Given instruction: Pictures aside, repeat every entry exactly.

Provided data:
++++++++

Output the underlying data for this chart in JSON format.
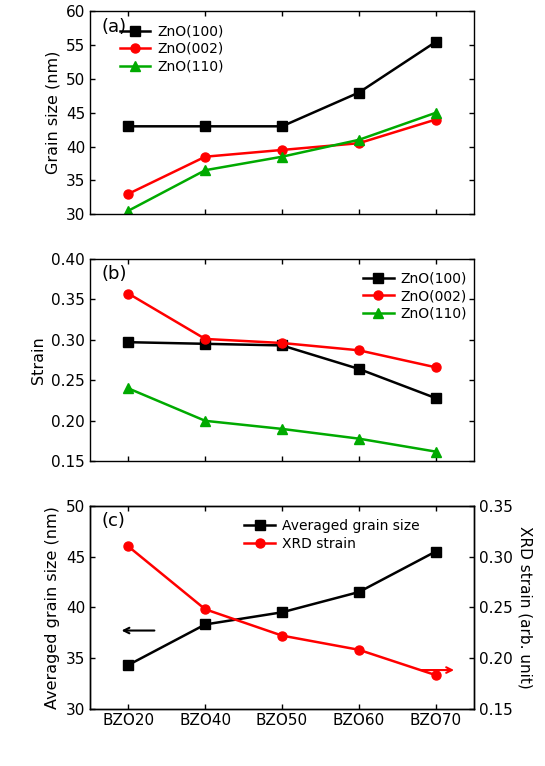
{
  "x_labels": [
    "BZO20",
    "BZO40",
    "BZO50",
    "BZO60",
    "BZO70"
  ],
  "panel_a": {
    "title": "(a)",
    "ylabel": "Grain size (nm)",
    "ylim": [
      30,
      60
    ],
    "yticks": [
      30,
      35,
      40,
      45,
      50,
      55,
      60
    ],
    "ZnO100": [
      43.0,
      43.0,
      43.0,
      48.0,
      55.5
    ],
    "ZnO002": [
      33.0,
      38.5,
      39.5,
      40.5,
      44.0
    ],
    "ZnO110": [
      30.5,
      36.5,
      38.5,
      41.0,
      45.0
    ]
  },
  "panel_b": {
    "title": "(b)",
    "ylabel": "Strain",
    "ylim": [
      0.15,
      0.4
    ],
    "yticks": [
      0.15,
      0.2,
      0.25,
      0.3,
      0.35,
      0.4
    ],
    "ZnO100": [
      0.297,
      0.295,
      0.293,
      0.264,
      0.228
    ],
    "ZnO002": [
      0.357,
      0.301,
      0.296,
      0.287,
      0.266
    ],
    "ZnO110": [
      0.24,
      0.2,
      0.19,
      0.178,
      0.162
    ]
  },
  "panel_c": {
    "title": "(c)",
    "ylabel_left": "Averaged grain size (nm)",
    "ylabel_right": "XRD strain (arb. unit)",
    "ylim_left": [
      30,
      50
    ],
    "ylim_right": [
      0.15,
      0.35
    ],
    "yticks_left": [
      30,
      35,
      40,
      45,
      50
    ],
    "yticks_right": [
      0.15,
      0.2,
      0.25,
      0.3,
      0.35
    ],
    "avg_grain": [
      34.3,
      38.3,
      39.5,
      41.5,
      45.5
    ],
    "xrd_strain": [
      0.31,
      0.248,
      0.222,
      0.208,
      0.183
    ]
  },
  "color_black": "#000000",
  "color_red": "#ff0000",
  "color_green": "#00aa00",
  "linewidth": 1.8,
  "markersize": 6.5
}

++++++++

The reply:
Output the underlying data for this chart in JSON format.
{
  "x_labels": [
    "BZO20",
    "BZO40",
    "BZO50",
    "BZO60",
    "BZO70"
  ],
  "panel_a": {
    "title": "(a)",
    "ylabel": "Grain size (nm)",
    "ylim": [
      30,
      60
    ],
    "yticks": [
      30,
      35,
      40,
      45,
      50,
      55,
      60
    ],
    "ZnO100": [
      43.0,
      43.0,
      43.0,
      48.0,
      55.5
    ],
    "ZnO002": [
      33.0,
      38.5,
      39.5,
      40.5,
      44.0
    ],
    "ZnO110": [
      30.5,
      36.5,
      38.5,
      41.0,
      45.0
    ]
  },
  "panel_b": {
    "title": "(b)",
    "ylabel": "Strain",
    "ylim": [
      0.15,
      0.4
    ],
    "yticks": [
      0.15,
      0.2,
      0.25,
      0.3,
      0.35,
      0.4
    ],
    "ZnO100": [
      0.297,
      0.295,
      0.293,
      0.264,
      0.228
    ],
    "ZnO002": [
      0.357,
      0.301,
      0.296,
      0.287,
      0.266
    ],
    "ZnO110": [
      0.24,
      0.2,
      0.19,
      0.178,
      0.162
    ]
  },
  "panel_c": {
    "title": "(c)",
    "ylabel_left": "Averaged grain size (nm)",
    "ylabel_right": "XRD strain (arb. unit)",
    "ylim_left": [
      30,
      50
    ],
    "ylim_right": [
      0.15,
      0.35
    ],
    "yticks_left": [
      30,
      35,
      40,
      45,
      50
    ],
    "yticks_right": [
      0.15,
      0.2,
      0.25,
      0.3,
      0.35
    ],
    "avg_grain": [
      34.3,
      38.3,
      39.5,
      41.5,
      45.5
    ],
    "xrd_strain": [
      0.31,
      0.248,
      0.222,
      0.208,
      0.183
    ]
  },
  "color_black": "#000000",
  "color_red": "#ff0000",
  "color_green": "#00aa00",
  "linewidth": 1.8,
  "markersize": 6.5
}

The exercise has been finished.